WHAT IS BEING ASKED
Give the entries again, word for word.

[Records excerpted from a collection]

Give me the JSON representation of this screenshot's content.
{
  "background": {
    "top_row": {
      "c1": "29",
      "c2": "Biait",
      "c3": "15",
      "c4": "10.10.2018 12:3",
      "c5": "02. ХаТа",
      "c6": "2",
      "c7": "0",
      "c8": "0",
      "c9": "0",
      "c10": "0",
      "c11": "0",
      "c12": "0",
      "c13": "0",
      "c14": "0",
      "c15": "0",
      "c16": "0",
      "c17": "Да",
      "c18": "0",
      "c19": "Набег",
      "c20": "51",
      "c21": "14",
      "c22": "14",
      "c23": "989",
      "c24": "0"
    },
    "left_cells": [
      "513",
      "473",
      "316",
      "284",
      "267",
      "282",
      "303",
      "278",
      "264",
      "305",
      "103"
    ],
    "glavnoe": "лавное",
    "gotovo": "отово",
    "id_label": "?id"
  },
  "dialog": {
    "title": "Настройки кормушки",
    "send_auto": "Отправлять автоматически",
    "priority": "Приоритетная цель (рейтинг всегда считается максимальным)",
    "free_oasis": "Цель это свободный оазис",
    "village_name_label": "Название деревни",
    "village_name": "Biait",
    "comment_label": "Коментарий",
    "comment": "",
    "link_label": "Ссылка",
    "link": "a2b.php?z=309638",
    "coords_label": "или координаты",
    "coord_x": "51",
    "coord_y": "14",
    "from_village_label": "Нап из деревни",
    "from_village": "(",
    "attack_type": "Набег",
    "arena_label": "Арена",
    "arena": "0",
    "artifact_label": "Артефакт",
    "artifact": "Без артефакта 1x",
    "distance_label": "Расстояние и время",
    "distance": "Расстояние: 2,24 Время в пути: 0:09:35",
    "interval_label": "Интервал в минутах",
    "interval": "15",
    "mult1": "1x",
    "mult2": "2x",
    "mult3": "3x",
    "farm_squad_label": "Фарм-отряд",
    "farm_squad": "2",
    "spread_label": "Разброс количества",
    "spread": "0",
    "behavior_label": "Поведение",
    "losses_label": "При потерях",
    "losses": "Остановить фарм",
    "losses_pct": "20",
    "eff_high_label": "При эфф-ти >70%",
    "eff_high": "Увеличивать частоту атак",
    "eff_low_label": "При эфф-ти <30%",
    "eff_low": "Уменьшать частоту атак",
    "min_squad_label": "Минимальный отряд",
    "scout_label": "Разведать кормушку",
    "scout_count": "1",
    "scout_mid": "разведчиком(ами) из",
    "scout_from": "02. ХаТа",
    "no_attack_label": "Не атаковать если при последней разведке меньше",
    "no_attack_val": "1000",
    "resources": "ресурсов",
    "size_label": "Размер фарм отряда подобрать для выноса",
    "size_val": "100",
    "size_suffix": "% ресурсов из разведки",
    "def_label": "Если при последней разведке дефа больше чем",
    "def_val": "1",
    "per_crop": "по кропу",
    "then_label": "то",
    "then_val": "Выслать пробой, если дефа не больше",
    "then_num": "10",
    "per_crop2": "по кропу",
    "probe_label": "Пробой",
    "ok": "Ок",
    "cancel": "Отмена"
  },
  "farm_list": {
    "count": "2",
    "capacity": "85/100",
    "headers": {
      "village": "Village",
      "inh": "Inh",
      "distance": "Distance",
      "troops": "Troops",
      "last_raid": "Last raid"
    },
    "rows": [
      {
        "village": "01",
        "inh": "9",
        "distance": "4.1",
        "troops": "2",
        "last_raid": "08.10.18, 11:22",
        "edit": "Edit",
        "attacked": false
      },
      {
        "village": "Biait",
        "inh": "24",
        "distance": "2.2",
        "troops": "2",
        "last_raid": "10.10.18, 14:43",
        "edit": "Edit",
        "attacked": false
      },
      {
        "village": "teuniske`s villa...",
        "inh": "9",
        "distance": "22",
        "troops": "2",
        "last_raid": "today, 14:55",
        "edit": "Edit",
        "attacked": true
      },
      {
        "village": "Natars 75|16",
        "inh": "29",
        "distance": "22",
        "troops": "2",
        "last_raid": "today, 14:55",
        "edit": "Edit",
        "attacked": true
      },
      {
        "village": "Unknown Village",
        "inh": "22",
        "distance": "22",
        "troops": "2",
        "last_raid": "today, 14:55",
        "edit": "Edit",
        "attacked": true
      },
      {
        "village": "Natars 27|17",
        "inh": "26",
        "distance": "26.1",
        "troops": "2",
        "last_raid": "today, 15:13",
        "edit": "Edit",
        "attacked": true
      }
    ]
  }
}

FINISHED EXERCISE
Give me the JSON representation of this screenshot's content.
{
  "background": {
    "top_row": {
      "c1": "29",
      "c2": "Biait",
      "c3": "15",
      "c4": "10.10.2018 12:3",
      "c5": "02. ХаТа",
      "c6": "2",
      "c7": "0",
      "c8": "0",
      "c9": "0",
      "c10": "0",
      "c11": "0",
      "c12": "0",
      "c13": "0",
      "c14": "0",
      "c15": "0",
      "c16": "0",
      "c17": "Да",
      "c18": "0",
      "c19": "Набег",
      "c20": "51",
      "c21": "14",
      "c22": "14",
      "c23": "989",
      "c24": "0"
    },
    "left_cells": [
      "513",
      "473",
      "316",
      "284",
      "267",
      "282",
      "303",
      "278",
      "264",
      "305",
      "103"
    ],
    "glavnoe": "лавное",
    "gotovo": "отово",
    "id_label": "?id"
  },
  "dialog": {
    "title": "Настройки кормушки",
    "send_auto": "Отправлять автоматически",
    "priority": "Приоритетная цель (рейтинг всегда считается максимальным)",
    "free_oasis": "Цель это свободный оазис",
    "village_name_label": "Название деревни",
    "village_name": "Biait",
    "comment_label": "Коментарий",
    "comment": "",
    "link_label": "Ссылка",
    "link": "a2b.php?z=309638",
    "coords_label": "или координаты",
    "coord_x": "51",
    "coord_y": "14",
    "from_village_label": "Нап из деревни",
    "from_village": "(",
    "attack_type": "Набег",
    "arena_label": "Арена",
    "arena": "0",
    "artifact_label": "Артефакт",
    "artifact": "Без артефакта 1x",
    "distance_label": "Расстояние и время",
    "distance": "Расстояние: 2,24 Время в пути: 0:09:35",
    "interval_label": "Интервал в минутах",
    "interval": "15",
    "mult1": "1x",
    "mult2": "2x",
    "mult3": "3x",
    "farm_squad_label": "Фарм-отряд",
    "farm_squad": "2",
    "spread_label": "Разброс количества",
    "spread": "0",
    "behavior_label": "Поведение",
    "losses_label": "При потерях",
    "losses": "Остановить фарм",
    "losses_pct": "20",
    "eff_high_label": "При эфф-ти >70%",
    "eff_high": "Увеличивать частоту атак",
    "eff_low_label": "При эфф-ти <30%",
    "eff_low": "Уменьшать частоту атак",
    "min_squad_label": "Минимальный отряд",
    "scout_label": "Разведать кормушку",
    "scout_count": "1",
    "scout_mid": "разведчиком(ами) из",
    "scout_from": "02. ХаТа",
    "no_attack_label": "Не атаковать если при последней разведке меньше",
    "no_attack_val": "1000",
    "resources": "ресурсов",
    "size_label": "Размер фарм отряда подобрать для выноса",
    "size_val": "100",
    "size_suffix": "% ресурсов из разведки",
    "def_label": "Если при последней разведке дефа больше чем",
    "def_val": "1",
    "per_crop": "по кропу",
    "then_label": "то",
    "then_val": "Выслать пробой, если дефа не больше",
    "then_num": "10",
    "per_crop2": "по кропу",
    "probe_label": "Пробой",
    "ok": "Ок",
    "cancel": "Отмена"
  },
  "farm_list": {
    "count": "2",
    "capacity": "85/100",
    "headers": {
      "village": "Village",
      "inh": "Inh",
      "distance": "Distance",
      "troops": "Troops",
      "last_raid": "Last raid"
    },
    "rows": [
      {
        "village": "01",
        "inh": "9",
        "distance": "4.1",
        "troops": "2",
        "last_raid": "08.10.18, 11:22",
        "edit": "Edit",
        "attacked": false
      },
      {
        "village": "Biait",
        "inh": "24",
        "distance": "2.2",
        "troops": "2",
        "last_raid": "10.10.18, 14:43",
        "edit": "Edit",
        "attacked": false
      },
      {
        "village": "teuniske`s villa...",
        "inh": "9",
        "distance": "22",
        "troops": "2",
        "last_raid": "today, 14:55",
        "edit": "Edit",
        "attacked": true
      },
      {
        "village": "Natars 75|16",
        "inh": "29",
        "distance": "22",
        "troops": "2",
        "last_raid": "today, 14:55",
        "edit": "Edit",
        "attacked": true
      },
      {
        "village": "Unknown Village",
        "inh": "22",
        "distance": "22",
        "troops": "2",
        "last_raid": "today, 14:55",
        "edit": "Edit",
        "attacked": true
      },
      {
        "village": "Natars 27|17",
        "inh": "26",
        "distance": "26.1",
        "troops": "2",
        "last_raid": "today, 15:13",
        "edit": "Edit",
        "attacked": true
      }
    ]
  }
}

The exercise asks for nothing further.